• [EXERCISE AIM] Transcribe the listing that follows in full, omitting pictures.

• [RECORDS FOR PROCESSING]
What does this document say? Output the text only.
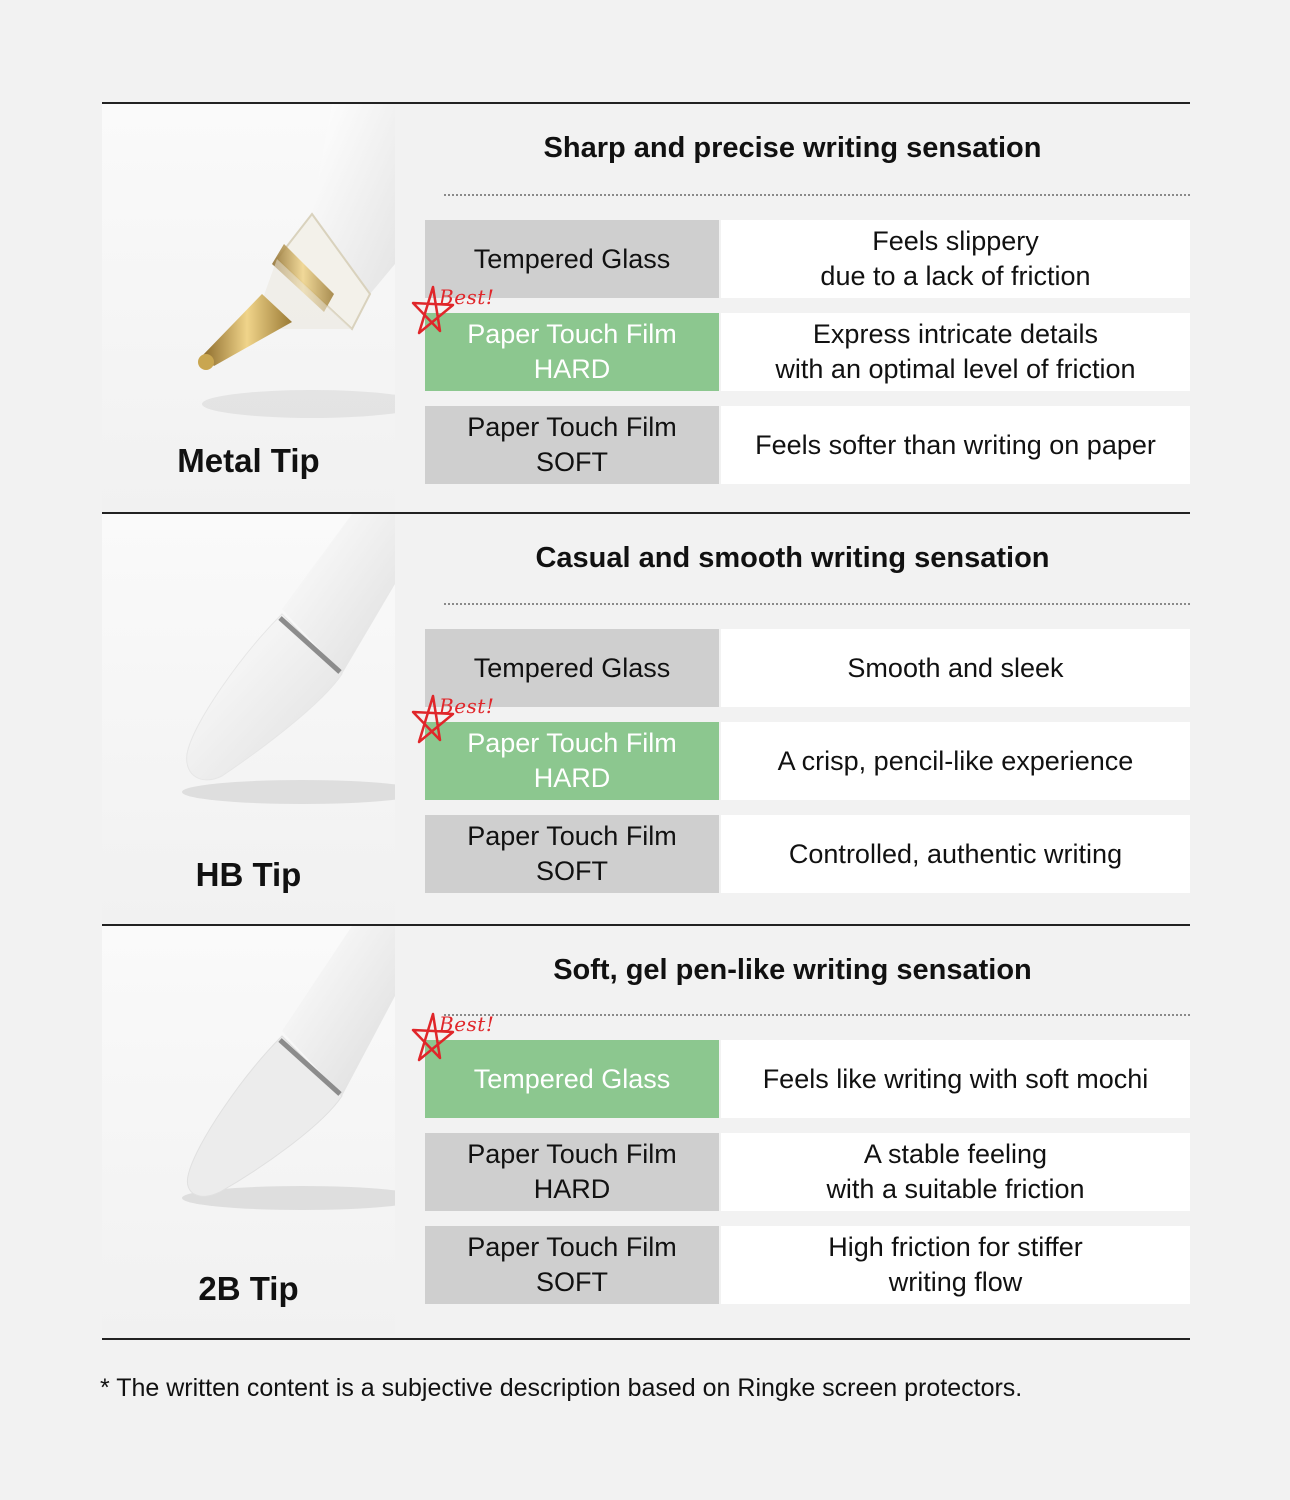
Metal Tip
Sharp and precise writing sensation
Tempered Glass
Feels slippery
due to a lack of friction
Paper Touch Film
HARD
Express intricate details
with an optimal level of friction
Best!
Paper Touch Film
SOFT
Feels softer than writing on paper
HB Tip
Casual and smooth writing sensation
Tempered Glass	Smooth and sleek
Paper Touch Film
HARD
A crisp, pencil-like experience
Best!
Paper Touch Film
SOFT
Controlled, authentic writing
2B Tip
Soft, gel pen-like writing sensation
Tempered Glass	Feels like writing with soft mochi
Best!
Paper Touch Film
HARD
A stable feeling
with a suitable friction
Paper Touch Film
SOFT
High friction for stiffer
writing flow
* The written content is a subjective description based on Ringke screen protectors.
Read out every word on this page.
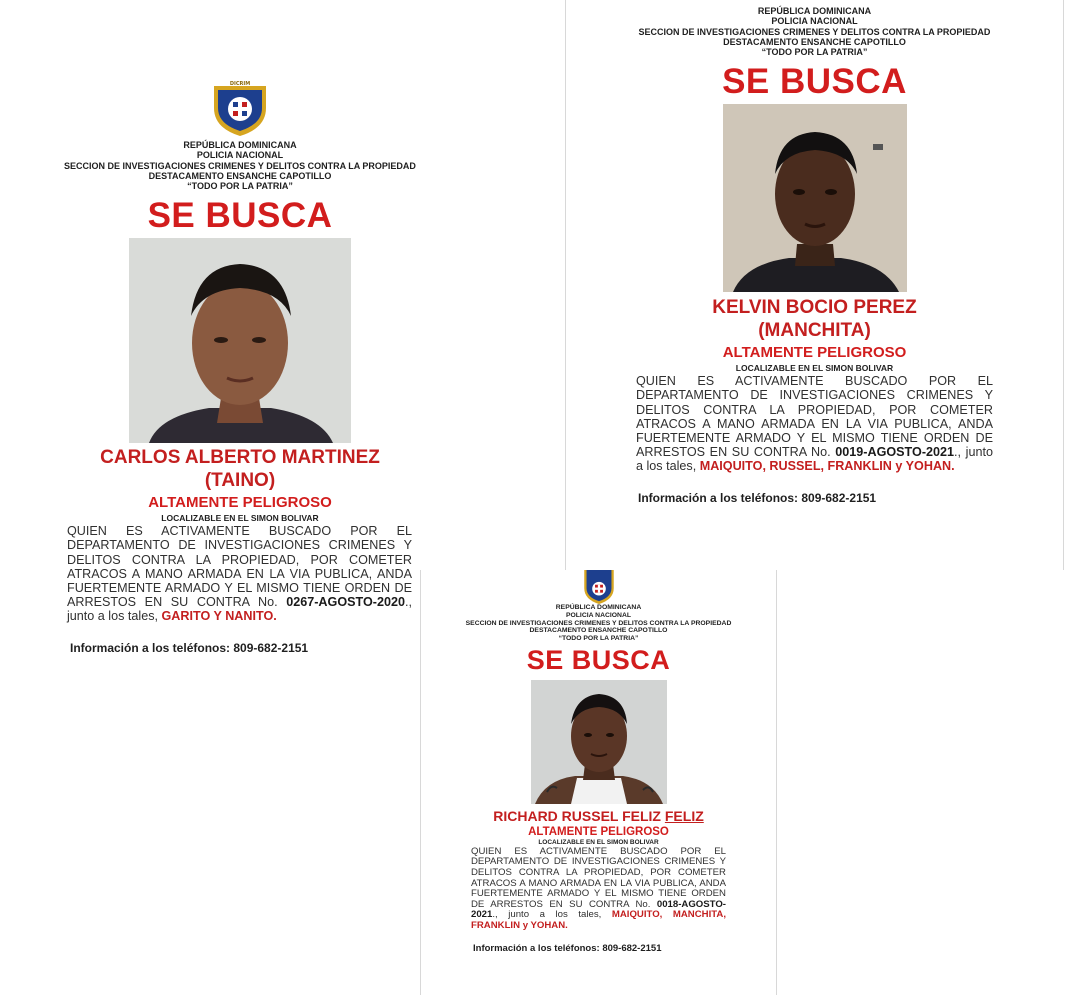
DICRIM
REPÚBLICA DOMINICANA
POLICIA NACIONAL
SECCION DE INVESTIGACIONES CRIMENES Y DELITOS CONTRA LA PROPIEDAD
DESTACAMENTO ENSANCHE CAPOTILLO
“TODO POR LA PATRIA”
SE BUSCA
CARLOS ALBERTO MARTINEZ
(TAINO)
ALTAMENTE PELIGROSO
LOCALIZABLE EN EL SIMON BOLIVAR
QUIEN ES ACTIVAMENTE BUSCADO POR EL DEPARTAMENTO DE INVESTIGACIONES CRIMENES Y DELITOS CONTRA LA PROPIEDAD, POR COMETER ATRACOS A MANO ARMADA EN LA VIA PUBLICA, ANDA FUERTEMENTE ARMADO Y EL MISMO TIENE ORDEN DE ARRESTOS EN SU CONTRA No. 0267-AGOSTO-2020., junto a los tales, GARITO Y NANITO.
Información a los teléfonos: 809-682-2151
REPÚBLICA DOMINICANA
POLICIA NACIONAL
SECCION DE INVESTIGACIONES CRIMENES Y DELITOS CONTRA LA PROPIEDAD
DESTACAMENTO ENSANCHE CAPOTILLO
“TODO POR LA PATRIA”
SE BUSCA
KELVIN BOCIO PEREZ
(MANCHITA)
ALTAMENTE PELIGROSO
LOCALIZABLE EN EL SIMON BOLIVAR
QUIEN ES ACTIVAMENTE BUSCADO POR EL DEPARTAMENTO DE INVESTIGACIONES CRIMENES Y DELITOS CONTRA LA PROPIEDAD, POR COMETER ATRACOS A MANO ARMADA EN LA VIA PUBLICA, ANDA FUERTEMENTE ARMADO Y EL MISMO TIENE ORDEN DE ARRESTOS EN SU CONTRA No. 0019-AGOSTO-2021., junto a los tales, MAIQUITO, RUSSEL, FRANKLIN y YOHAN.
Información a los teléfonos: 809-682-2151
REPÚBLICA DOMINICANA
POLICIA NACIONAL
SECCION DE INVESTIGACIONES CRIMENES Y DELITOS CONTRA LA PROPIEDAD
DESTACAMENTO ENSANCHE CAPOTILLO
“TODO POR LA PATRIA”
SE BUSCA
RICHARD RUSSEL FELIZ FELIZ
ALTAMENTE PELIGROSO
LOCALIZABLE EN EL SIMON BOLIVAR
QUIEN ES ACTIVAMENTE BUSCADO POR EL DEPARTAMENTO DE INVESTIGACIONES CRIMENES Y DELITOS CONTRA LA PROPIEDAD, POR COMETER ATRACOS A MANO ARMADA EN LA VIA PUBLICA, ANDA FUERTEMENTE ARMADO Y EL MISMO TIENE ORDEN DE ARRESTOS EN SU CONTRA No. 0018-AGOSTO-2021., junto a los tales, MAIQUITO, MANCHITA, FRANKLIN y YOHAN.
Información a los teléfonos: 809-682-2151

• [EXPECTED ANSWER]
What does this document say? Output the text only.
Metal Tip
Sharp and precise writing sensation
Tempered Glass
Feels slippery
due to a lack of friction
Paper Touch Film
HARD
Express intricate details
with an optimal level of friction
Best!
Paper Touch Film
SOFT
Feels softer than writing on paper
HB Tip
Casual and smooth writing sensation
Tempered Glass	Smooth and sleek
Paper Touch Film
HARD
A crisp, pencil-like experience
Best!
Paper Touch Film
SOFT
Controlled, authentic writing
2B Tip
Soft, gel pen-like writing sensation
Tempered Glass	Feels like writing with soft mochi
Best!
Paper Touch Film
HARD
A stable feeling
with a suitable friction
Paper Touch Film
SOFT
High friction for stiffer
writing flow
* The written content is a subjective description based on Ringke screen protectors.
Read out every word on this page.
DICRIM
REPÚBLICA DOMINICANA
POLICIA NACIONAL
SECCION DE INVESTIGACIONES CRIMENES Y DELITOS CONTRA LA PROPIEDAD
DESTACAMENTO ENSANCHE CAPOTILLO
“TODO POR LA PATRIA”
SE BUSCA
CARLOS ALBERTO MARTINEZ
(TAINO)
ALTAMENTE PELIGROSO
LOCALIZABLE EN EL SIMON BOLIVAR
QUIEN ES ACTIVAMENTE BUSCADO POR EL DEPARTAMENTO DE INVESTIGACIONES CRIMENES Y DELITOS CONTRA LA PROPIEDAD, POR COMETER ATRACOS A MANO ARMADA EN LA VIA PUBLICA, ANDA FUERTEMENTE ARMADO Y EL MISMO TIENE ORDEN DE ARRESTOS EN SU CONTRA No. 0267-AGOSTO-2020., junto a los tales, GARITO Y NANITO.
Información a los teléfonos: 809-682-2151
REPÚBLICA DOMINICANA
POLICIA NACIONAL
SECCION DE INVESTIGACIONES CRIMENES Y DELITOS CONTRA LA PROPIEDAD
DESTACAMENTO ENSANCHE CAPOTILLO
“TODO POR LA PATRIA”
SE BUSCA
KELVIN BOCIO PEREZ
(MANCHITA)
ALTAMENTE PELIGROSO
LOCALIZABLE EN EL SIMON BOLIVAR
QUIEN ES ACTIVAMENTE BUSCADO POR EL DEPARTAMENTO DE INVESTIGACIONES CRIMENES Y DELITOS CONTRA LA PROPIEDAD, POR COMETER ATRACOS A MANO ARMADA EN LA VIA PUBLICA, ANDA FUERTEMENTE ARMADO Y EL MISMO TIENE ORDEN DE ARRESTOS EN SU CONTRA No. 0019-AGOSTO-2021., junto a los tales, MAIQUITO, RUSSEL, FRANKLIN y YOHAN.
Información a los teléfonos: 809-682-2151
REPÚBLICA DOMINICANA
POLICIA NACIONAL
SECCION DE INVESTIGACIONES CRIMENES Y DELITOS CONTRA LA PROPIEDAD
DESTACAMENTO ENSANCHE CAPOTILLO
“TODO POR LA PATRIA”
SE BUSCA
RICHARD RUSSEL FELIZ FELIZ
ALTAMENTE PELIGROSO
LOCALIZABLE EN EL SIMON BOLIVAR
QUIEN ES ACTIVAMENTE BUSCADO POR EL DEPARTAMENTO DE INVESTIGACIONES CRIMENES Y DELITOS CONTRA LA PROPIEDAD, POR COMETER ATRACOS A MANO ARMADA EN LA VIA PUBLICA, ANDA FUERTEMENTE ARMADO Y EL MISMO TIENE ORDEN DE ARRESTOS EN SU CONTRA No. 0018-AGOSTO-2021., junto a los tales, MAIQUITO, MANCHITA, FRANKLIN y YOHAN.
Información a los teléfonos: 809-682-2151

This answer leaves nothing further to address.